### Do this
Leaving out the pictures, retype all the material exactly.

--- START Stored rows ---

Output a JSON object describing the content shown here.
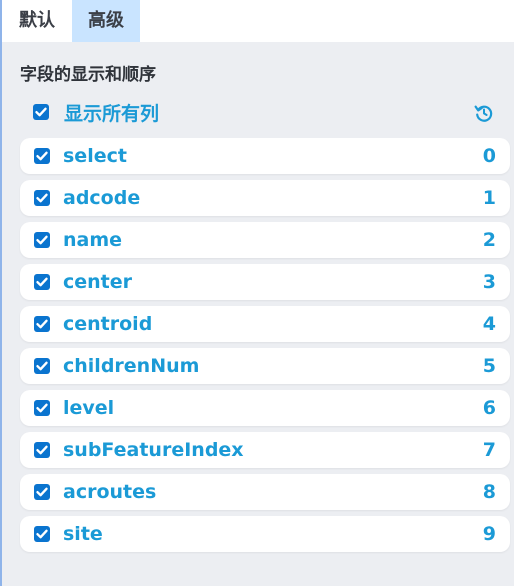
{
  "tabs": [
    {
      "label": "默认",
      "active": false
    },
    {
      "label": "高级",
      "active": true
    }
  ],
  "section_title": "字段的显示和顺序",
  "show_all": {
    "label": "显示所有列",
    "checked": true
  },
  "reset_icon": "reset-icon",
  "colors": {
    "accent": "#1b9ad6",
    "checkbox": "#0a74cf",
    "active_tab": "#c9e4ff",
    "panel_bg": "#eceef2"
  },
  "fields": [
    {
      "name": "select",
      "index": "0",
      "checked": true
    },
    {
      "name": "adcode",
      "index": "1",
      "checked": true
    },
    {
      "name": "name",
      "index": "2",
      "checked": true
    },
    {
      "name": "center",
      "index": "3",
      "checked": true
    },
    {
      "name": "centroid",
      "index": "4",
      "checked": true
    },
    {
      "name": "childrenNum",
      "index": "5",
      "checked": true
    },
    {
      "name": "level",
      "index": "6",
      "checked": true
    },
    {
      "name": "subFeatureIndex",
      "index": "7",
      "checked": true
    },
    {
      "name": "acroutes",
      "index": "8",
      "checked": true
    },
    {
      "name": "site",
      "index": "9",
      "checked": true
    }
  ]
}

--- END Stored rows ---

### Result below
Output a JSON object describing the content shown here.
{
  "tabs": [
    {
      "label": "默认",
      "active": false
    },
    {
      "label": "高级",
      "active": true
    }
  ],
  "section_title": "字段的显示和顺序",
  "show_all": {
    "label": "显示所有列",
    "checked": true
  },
  "reset_icon": "reset-icon",
  "colors": {
    "accent": "#1b9ad6",
    "checkbox": "#0a74cf",
    "active_tab": "#c9e4ff",
    "panel_bg": "#eceef2"
  },
  "fields": [
    {
      "name": "select",
      "index": "0",
      "checked": true
    },
    {
      "name": "adcode",
      "index": "1",
      "checked": true
    },
    {
      "name": "name",
      "index": "2",
      "checked": true
    },
    {
      "name": "center",
      "index": "3",
      "checked": true
    },
    {
      "name": "centroid",
      "index": "4",
      "checked": true
    },
    {
      "name": "childrenNum",
      "index": "5",
      "checked": true
    },
    {
      "name": "level",
      "index": "6",
      "checked": true
    },
    {
      "name": "subFeatureIndex",
      "index": "7",
      "checked": true
    },
    {
      "name": "acroutes",
      "index": "8",
      "checked": true
    },
    {
      "name": "site",
      "index": "9",
      "checked": true
    }
  ]
}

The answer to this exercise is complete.